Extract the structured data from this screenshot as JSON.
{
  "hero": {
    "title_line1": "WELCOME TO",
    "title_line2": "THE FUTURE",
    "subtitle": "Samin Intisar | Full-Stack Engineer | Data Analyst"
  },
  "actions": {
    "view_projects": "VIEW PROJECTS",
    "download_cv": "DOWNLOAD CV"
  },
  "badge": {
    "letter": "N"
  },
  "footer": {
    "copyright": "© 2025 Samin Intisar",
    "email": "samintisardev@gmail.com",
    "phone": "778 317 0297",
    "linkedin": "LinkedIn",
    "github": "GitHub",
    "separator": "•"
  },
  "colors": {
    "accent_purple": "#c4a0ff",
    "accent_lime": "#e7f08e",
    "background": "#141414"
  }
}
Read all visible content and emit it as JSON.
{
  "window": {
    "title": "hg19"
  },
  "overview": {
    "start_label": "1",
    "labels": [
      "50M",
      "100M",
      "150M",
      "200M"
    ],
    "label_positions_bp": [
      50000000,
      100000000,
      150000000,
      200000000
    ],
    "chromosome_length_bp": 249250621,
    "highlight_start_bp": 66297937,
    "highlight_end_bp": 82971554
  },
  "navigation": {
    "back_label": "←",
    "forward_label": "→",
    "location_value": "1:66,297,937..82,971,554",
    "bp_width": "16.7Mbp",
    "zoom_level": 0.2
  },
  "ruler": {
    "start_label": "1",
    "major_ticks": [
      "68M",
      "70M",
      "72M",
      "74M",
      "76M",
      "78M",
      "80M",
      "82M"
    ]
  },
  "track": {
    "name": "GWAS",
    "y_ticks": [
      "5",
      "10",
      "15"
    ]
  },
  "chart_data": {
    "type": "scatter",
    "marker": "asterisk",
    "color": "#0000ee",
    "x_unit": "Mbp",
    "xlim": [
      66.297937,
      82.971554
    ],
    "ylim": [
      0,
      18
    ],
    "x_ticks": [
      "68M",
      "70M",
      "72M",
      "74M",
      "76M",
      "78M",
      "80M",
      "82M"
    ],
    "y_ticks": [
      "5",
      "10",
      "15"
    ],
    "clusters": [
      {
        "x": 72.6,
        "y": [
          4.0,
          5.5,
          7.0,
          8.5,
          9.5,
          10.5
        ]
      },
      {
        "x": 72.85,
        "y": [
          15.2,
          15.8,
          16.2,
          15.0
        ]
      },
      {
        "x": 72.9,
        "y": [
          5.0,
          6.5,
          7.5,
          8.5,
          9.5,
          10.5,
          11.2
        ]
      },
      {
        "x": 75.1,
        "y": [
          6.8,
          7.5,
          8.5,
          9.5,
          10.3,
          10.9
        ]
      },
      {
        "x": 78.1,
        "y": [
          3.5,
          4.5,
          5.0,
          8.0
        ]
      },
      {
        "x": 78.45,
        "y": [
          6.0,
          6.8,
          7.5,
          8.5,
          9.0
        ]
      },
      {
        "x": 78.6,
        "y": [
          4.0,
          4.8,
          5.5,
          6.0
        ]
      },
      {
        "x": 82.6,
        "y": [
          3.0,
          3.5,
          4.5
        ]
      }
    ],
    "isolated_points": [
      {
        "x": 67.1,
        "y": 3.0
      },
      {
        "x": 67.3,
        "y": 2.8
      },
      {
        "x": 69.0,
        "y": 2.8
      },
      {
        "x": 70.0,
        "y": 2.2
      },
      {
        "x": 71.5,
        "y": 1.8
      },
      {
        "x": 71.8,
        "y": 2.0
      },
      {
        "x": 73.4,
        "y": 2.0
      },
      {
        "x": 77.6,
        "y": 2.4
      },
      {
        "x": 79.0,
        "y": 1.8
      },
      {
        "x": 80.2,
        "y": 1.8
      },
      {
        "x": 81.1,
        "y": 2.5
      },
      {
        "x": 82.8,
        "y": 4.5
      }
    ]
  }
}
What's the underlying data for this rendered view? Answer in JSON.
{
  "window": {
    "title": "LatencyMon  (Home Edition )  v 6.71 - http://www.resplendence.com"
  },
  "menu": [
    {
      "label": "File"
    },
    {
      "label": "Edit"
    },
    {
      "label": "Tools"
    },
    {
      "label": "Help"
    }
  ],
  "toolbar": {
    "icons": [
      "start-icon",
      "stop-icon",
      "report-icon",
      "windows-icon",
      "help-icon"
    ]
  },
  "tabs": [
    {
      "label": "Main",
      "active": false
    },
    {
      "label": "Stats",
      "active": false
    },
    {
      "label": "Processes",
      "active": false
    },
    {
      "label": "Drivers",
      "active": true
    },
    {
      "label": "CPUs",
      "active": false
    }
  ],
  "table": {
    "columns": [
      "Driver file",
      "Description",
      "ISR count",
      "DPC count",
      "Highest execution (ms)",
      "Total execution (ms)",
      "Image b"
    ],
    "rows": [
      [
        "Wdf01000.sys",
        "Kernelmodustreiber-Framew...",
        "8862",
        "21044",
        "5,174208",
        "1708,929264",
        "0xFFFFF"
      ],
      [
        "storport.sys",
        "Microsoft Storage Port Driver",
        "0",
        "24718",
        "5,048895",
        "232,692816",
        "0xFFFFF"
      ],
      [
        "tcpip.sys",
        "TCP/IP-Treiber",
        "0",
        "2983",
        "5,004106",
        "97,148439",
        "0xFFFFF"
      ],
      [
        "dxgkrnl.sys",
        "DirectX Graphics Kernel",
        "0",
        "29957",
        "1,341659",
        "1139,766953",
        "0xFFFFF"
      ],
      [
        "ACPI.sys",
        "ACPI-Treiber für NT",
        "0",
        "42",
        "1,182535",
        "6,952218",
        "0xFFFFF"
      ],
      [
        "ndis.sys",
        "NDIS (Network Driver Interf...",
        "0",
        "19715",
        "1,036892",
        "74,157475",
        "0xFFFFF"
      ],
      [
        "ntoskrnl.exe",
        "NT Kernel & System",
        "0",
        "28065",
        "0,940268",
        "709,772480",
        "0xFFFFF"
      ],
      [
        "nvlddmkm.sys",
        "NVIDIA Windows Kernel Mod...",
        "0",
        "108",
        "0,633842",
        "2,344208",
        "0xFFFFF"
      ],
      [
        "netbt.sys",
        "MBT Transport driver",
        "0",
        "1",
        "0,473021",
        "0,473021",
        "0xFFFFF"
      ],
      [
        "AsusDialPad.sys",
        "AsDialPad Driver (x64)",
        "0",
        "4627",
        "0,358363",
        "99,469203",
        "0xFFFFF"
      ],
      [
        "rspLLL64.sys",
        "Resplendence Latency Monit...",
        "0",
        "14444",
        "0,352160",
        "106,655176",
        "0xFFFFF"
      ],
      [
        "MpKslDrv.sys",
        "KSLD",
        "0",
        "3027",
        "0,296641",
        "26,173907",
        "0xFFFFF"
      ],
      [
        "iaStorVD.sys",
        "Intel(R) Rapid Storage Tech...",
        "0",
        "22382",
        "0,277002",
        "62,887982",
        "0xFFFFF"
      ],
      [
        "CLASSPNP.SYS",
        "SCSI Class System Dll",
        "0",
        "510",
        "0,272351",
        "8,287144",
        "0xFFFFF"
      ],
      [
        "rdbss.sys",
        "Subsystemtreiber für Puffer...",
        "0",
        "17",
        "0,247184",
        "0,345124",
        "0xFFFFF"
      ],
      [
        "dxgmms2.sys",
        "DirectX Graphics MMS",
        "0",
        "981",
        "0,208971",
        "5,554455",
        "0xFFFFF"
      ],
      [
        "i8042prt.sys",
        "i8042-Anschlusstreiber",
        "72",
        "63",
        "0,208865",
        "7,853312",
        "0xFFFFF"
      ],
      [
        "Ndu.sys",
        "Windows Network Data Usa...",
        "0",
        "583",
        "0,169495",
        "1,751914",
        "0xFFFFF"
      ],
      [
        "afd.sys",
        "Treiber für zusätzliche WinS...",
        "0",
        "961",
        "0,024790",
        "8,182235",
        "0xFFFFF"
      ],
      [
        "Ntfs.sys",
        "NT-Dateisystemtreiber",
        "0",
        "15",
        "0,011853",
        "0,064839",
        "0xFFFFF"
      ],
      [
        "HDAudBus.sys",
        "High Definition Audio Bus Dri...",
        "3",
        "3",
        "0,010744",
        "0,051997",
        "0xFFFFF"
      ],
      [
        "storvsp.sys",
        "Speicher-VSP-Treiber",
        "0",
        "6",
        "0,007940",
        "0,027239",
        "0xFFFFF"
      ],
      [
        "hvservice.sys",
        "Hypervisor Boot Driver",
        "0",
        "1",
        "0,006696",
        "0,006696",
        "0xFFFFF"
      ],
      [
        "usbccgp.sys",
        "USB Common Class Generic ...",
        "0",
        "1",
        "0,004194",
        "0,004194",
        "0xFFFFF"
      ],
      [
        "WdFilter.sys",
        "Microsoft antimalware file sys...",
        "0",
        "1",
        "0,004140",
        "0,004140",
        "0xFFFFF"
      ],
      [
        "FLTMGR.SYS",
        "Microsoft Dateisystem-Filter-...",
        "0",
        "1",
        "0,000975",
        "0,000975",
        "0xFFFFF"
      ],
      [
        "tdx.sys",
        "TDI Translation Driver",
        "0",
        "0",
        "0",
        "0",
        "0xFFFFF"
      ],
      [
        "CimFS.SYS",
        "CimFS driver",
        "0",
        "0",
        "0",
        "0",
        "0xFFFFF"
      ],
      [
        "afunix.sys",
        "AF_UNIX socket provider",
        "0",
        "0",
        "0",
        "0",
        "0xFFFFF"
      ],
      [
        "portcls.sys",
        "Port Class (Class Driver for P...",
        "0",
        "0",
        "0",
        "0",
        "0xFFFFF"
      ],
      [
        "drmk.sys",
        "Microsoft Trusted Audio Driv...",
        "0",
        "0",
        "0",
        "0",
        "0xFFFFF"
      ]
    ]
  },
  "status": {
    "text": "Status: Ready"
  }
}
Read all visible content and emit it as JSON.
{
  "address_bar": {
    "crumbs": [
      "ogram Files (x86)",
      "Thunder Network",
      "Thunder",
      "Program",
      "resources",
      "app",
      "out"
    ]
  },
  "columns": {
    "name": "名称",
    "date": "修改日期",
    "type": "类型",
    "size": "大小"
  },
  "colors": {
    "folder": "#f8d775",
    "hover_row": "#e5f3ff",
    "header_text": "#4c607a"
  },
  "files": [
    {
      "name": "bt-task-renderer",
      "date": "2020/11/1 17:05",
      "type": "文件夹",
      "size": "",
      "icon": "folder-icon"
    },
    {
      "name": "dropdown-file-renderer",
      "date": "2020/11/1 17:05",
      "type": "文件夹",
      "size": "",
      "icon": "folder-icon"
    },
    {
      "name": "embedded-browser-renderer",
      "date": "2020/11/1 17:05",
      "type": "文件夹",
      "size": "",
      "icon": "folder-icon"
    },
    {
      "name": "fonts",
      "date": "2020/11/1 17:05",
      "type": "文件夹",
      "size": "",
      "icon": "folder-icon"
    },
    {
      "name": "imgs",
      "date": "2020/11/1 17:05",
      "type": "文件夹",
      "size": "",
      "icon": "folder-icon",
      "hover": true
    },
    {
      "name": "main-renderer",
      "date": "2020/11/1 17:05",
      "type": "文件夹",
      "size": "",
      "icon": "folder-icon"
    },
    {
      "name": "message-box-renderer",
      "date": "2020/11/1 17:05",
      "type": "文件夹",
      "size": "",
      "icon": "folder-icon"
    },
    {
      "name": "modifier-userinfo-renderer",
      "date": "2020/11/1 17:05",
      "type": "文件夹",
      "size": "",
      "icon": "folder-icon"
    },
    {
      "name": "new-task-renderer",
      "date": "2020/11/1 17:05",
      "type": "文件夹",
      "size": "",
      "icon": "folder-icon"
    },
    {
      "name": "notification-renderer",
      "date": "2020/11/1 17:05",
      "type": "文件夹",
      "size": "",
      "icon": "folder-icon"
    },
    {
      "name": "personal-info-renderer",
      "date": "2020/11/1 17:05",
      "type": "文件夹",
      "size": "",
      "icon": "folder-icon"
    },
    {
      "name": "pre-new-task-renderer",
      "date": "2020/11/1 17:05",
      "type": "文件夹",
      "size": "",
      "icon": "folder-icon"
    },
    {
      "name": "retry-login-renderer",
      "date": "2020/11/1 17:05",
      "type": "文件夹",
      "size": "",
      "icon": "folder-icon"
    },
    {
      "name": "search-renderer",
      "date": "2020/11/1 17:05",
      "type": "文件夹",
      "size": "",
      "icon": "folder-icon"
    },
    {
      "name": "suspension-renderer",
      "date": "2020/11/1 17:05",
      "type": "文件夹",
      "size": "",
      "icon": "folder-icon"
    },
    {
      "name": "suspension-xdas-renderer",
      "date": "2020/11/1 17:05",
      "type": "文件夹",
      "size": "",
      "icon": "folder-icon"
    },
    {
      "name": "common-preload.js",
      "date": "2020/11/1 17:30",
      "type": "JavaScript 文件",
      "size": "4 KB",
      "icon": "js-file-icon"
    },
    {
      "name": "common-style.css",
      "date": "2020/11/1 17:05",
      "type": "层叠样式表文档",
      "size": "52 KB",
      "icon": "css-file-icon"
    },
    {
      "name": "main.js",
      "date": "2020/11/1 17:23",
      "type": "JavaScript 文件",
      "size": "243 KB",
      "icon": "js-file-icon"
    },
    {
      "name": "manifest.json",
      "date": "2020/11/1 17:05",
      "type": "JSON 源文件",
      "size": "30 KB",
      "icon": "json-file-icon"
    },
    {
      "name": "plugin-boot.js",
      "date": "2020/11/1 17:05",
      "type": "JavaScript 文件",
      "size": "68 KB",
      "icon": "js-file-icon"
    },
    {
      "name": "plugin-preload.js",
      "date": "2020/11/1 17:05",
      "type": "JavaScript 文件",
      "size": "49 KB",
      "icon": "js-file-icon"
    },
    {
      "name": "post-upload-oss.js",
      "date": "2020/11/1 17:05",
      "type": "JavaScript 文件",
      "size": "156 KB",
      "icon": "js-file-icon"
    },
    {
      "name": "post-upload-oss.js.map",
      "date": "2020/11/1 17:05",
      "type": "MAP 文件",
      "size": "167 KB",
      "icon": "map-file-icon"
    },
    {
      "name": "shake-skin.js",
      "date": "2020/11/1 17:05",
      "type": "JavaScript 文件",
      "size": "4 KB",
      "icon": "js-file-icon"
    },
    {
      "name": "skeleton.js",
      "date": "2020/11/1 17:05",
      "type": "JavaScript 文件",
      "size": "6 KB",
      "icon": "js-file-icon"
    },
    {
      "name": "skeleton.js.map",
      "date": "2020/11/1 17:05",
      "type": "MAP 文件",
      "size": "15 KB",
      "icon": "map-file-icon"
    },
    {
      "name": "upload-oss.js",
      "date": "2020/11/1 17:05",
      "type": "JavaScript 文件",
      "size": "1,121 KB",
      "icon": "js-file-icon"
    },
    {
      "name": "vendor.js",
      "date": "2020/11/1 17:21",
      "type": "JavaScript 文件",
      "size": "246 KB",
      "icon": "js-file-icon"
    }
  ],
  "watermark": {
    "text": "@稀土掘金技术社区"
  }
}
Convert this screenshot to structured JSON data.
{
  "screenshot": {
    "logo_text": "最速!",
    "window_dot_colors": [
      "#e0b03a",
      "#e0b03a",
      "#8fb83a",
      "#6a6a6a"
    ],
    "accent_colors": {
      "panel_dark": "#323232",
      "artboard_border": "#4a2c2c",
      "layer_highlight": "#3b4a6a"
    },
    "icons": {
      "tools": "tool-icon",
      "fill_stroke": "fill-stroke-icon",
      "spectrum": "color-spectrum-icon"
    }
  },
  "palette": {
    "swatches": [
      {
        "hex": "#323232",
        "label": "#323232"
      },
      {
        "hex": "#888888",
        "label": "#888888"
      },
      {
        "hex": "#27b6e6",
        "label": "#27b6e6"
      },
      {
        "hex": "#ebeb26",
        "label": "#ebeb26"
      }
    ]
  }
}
+-------+
Identify lines with the string "Network". Copy each one.

        "NDIS (Network Driver Interf...",
        "Windows Network Data Usa...",
      "Thunder Network",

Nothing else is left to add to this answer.